─── Information shown

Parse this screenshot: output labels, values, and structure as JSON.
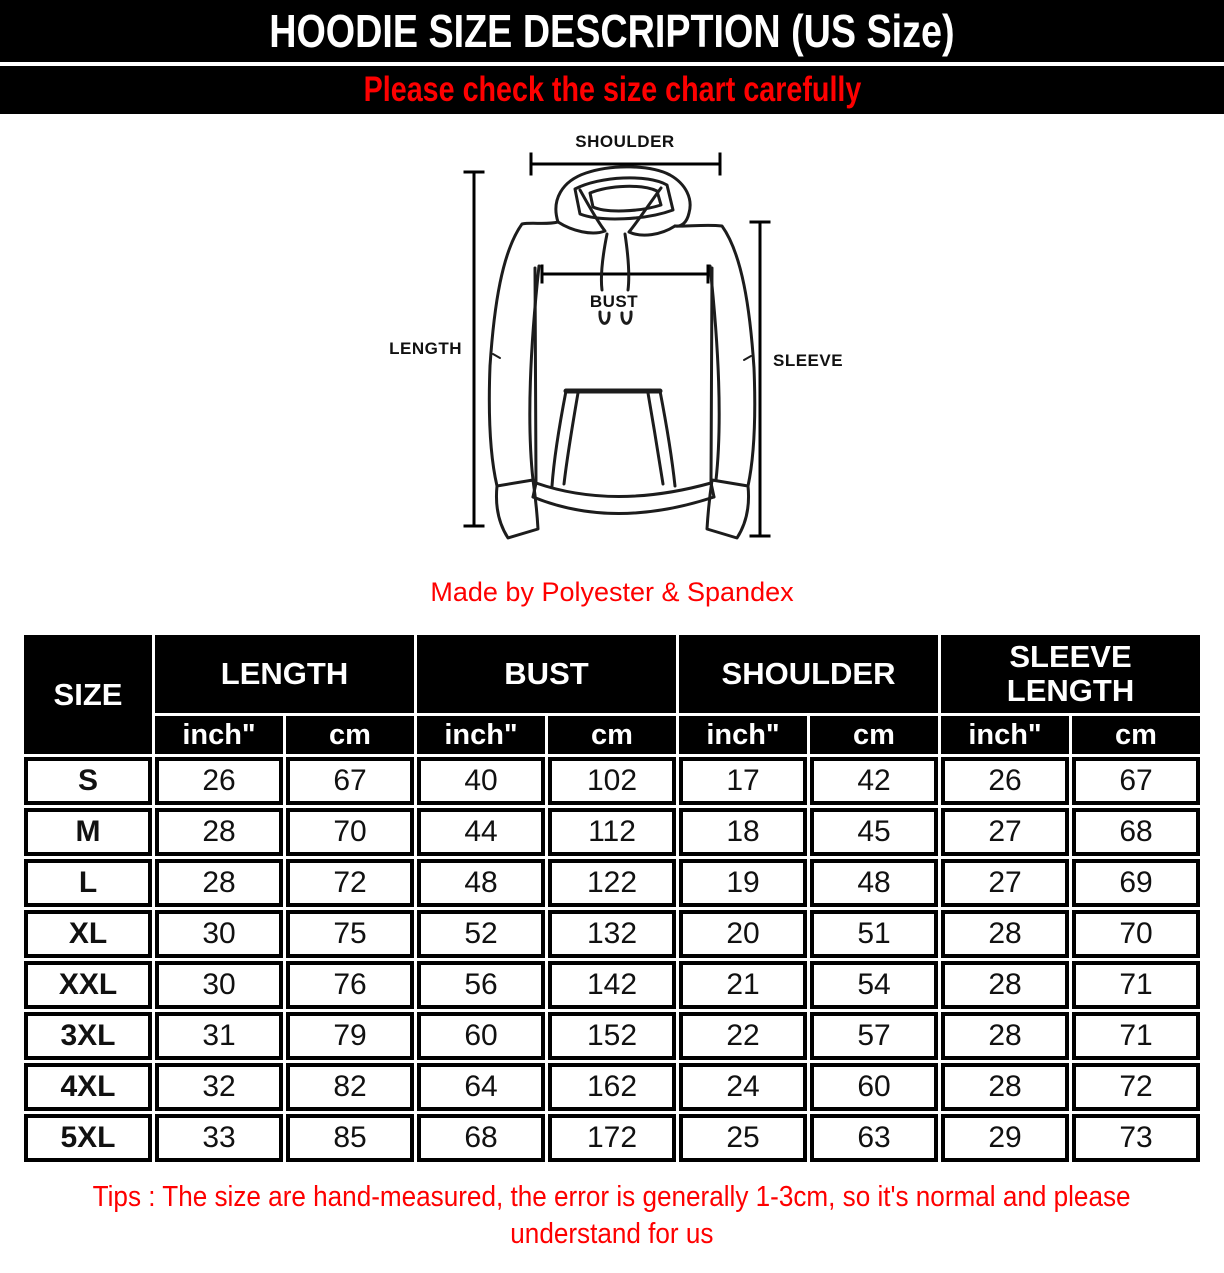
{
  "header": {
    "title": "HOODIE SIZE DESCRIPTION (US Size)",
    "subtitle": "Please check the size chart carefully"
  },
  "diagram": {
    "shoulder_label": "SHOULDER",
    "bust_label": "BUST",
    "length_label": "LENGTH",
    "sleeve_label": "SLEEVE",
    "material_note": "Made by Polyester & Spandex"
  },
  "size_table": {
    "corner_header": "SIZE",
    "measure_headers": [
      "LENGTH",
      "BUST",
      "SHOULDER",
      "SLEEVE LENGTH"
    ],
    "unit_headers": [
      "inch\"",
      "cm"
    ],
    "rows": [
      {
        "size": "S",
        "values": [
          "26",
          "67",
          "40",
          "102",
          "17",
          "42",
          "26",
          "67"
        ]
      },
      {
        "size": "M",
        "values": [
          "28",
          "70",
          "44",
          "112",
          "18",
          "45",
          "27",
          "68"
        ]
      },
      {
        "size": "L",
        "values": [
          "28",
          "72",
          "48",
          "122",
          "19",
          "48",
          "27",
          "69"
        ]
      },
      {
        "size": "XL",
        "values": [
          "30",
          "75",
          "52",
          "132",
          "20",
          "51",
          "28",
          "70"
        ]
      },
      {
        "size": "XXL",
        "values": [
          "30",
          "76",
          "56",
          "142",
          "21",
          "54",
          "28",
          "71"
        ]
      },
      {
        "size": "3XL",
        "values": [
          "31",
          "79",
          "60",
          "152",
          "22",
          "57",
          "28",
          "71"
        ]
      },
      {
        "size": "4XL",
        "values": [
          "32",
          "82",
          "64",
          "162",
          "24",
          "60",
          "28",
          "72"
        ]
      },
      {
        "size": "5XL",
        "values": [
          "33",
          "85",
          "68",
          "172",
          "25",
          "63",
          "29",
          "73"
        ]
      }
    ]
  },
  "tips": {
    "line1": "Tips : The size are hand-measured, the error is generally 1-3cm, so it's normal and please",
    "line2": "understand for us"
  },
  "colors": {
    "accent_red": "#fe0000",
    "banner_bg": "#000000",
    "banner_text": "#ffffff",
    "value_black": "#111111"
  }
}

──────
─── Information shown

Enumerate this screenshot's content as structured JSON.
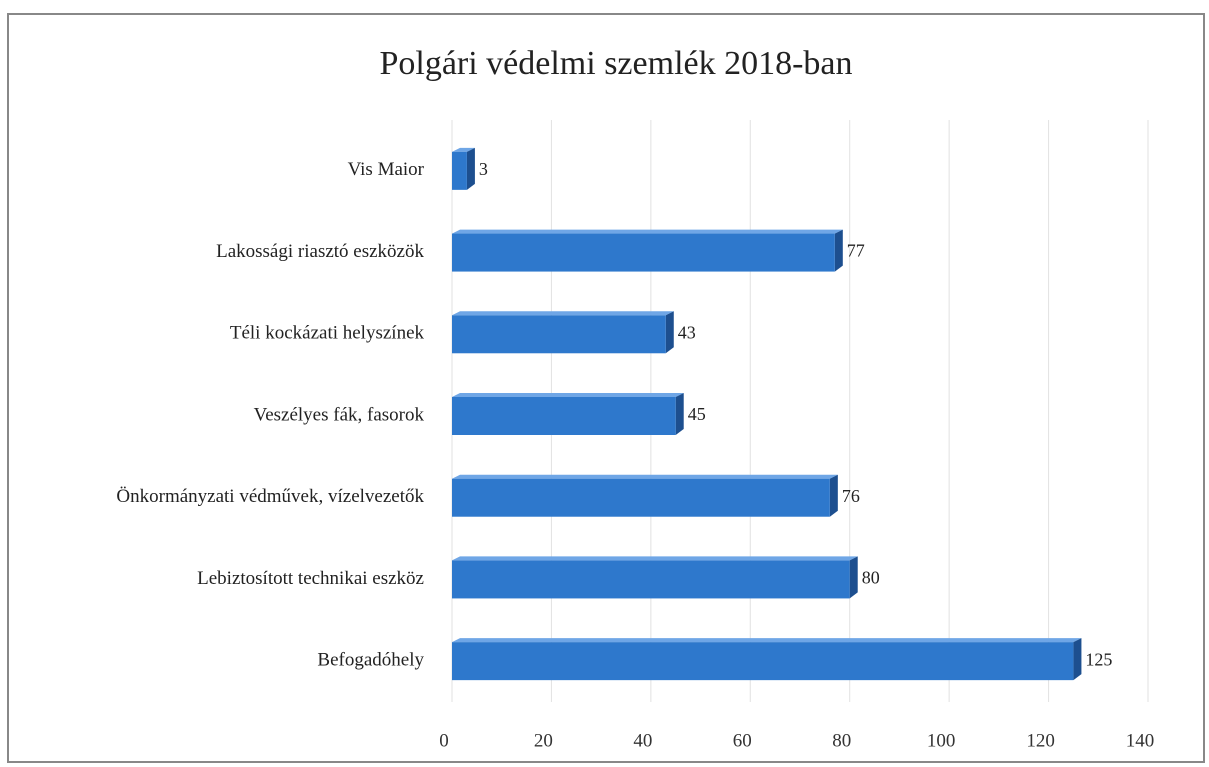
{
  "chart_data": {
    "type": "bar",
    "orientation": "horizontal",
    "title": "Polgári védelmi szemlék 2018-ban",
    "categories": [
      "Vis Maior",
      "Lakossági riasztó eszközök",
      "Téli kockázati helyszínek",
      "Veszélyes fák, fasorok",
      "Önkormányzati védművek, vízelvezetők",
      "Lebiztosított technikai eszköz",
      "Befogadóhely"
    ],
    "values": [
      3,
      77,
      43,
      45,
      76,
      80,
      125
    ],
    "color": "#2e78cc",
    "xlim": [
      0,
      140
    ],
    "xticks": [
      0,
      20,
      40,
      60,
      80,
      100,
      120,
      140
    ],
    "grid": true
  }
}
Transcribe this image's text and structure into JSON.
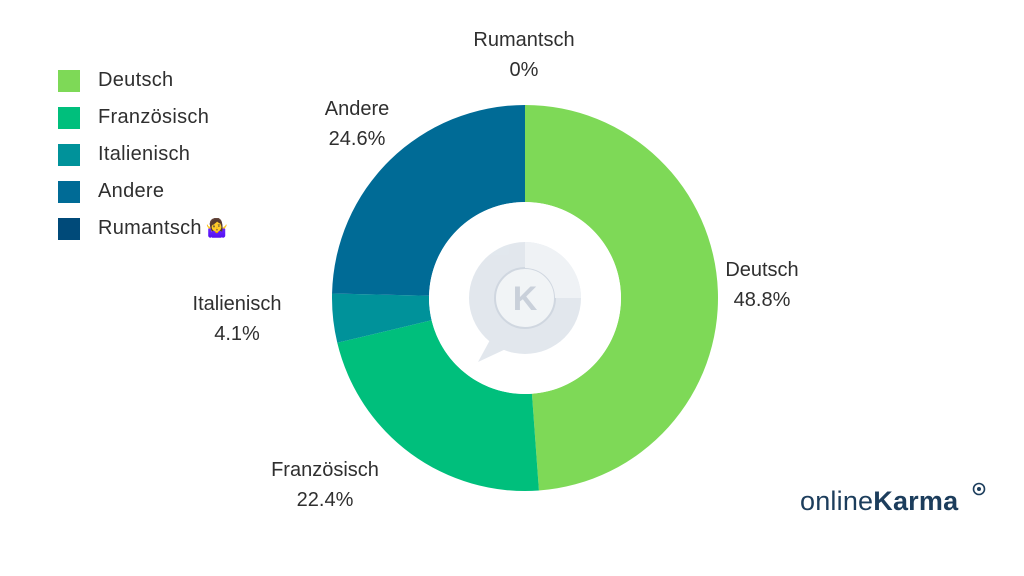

──────

Above are the records. Copy word for word only their lines from the one holding "Enumerate this screenshot's" through the one holding "Transcribe this image's", both included, and skip the images.

Enumerate this screenshot's content as structured JSON.
{
  "chart_data": {
    "type": "bar",
    "orientation": "horizontal",
    "title": "Polgári védelmi szemlék 2018-ban",
    "categories": [
      "Vis Maior",
      "Lakossági riasztó eszközök",
      "Téli kockázati helyszínek",
      "Veszélyes fák, fasorok",
      "Önkormányzati védművek, vízelvezetők",
      "Lebiztosított technikai eszköz",
      "Befogadóhely"
    ],
    "values": [
      3,
      77,
      43,
      45,
      76,
      80,
      125
    ],
    "color": "#2e78cc",
    "xlim": [
      0,
      140
    ],
    "xticks": [
      0,
      20,
      40,
      60,
      80,
      100,
      120,
      140
    ],
    "grid": true
  }
}
Transcribe this image's text and structure into JSON.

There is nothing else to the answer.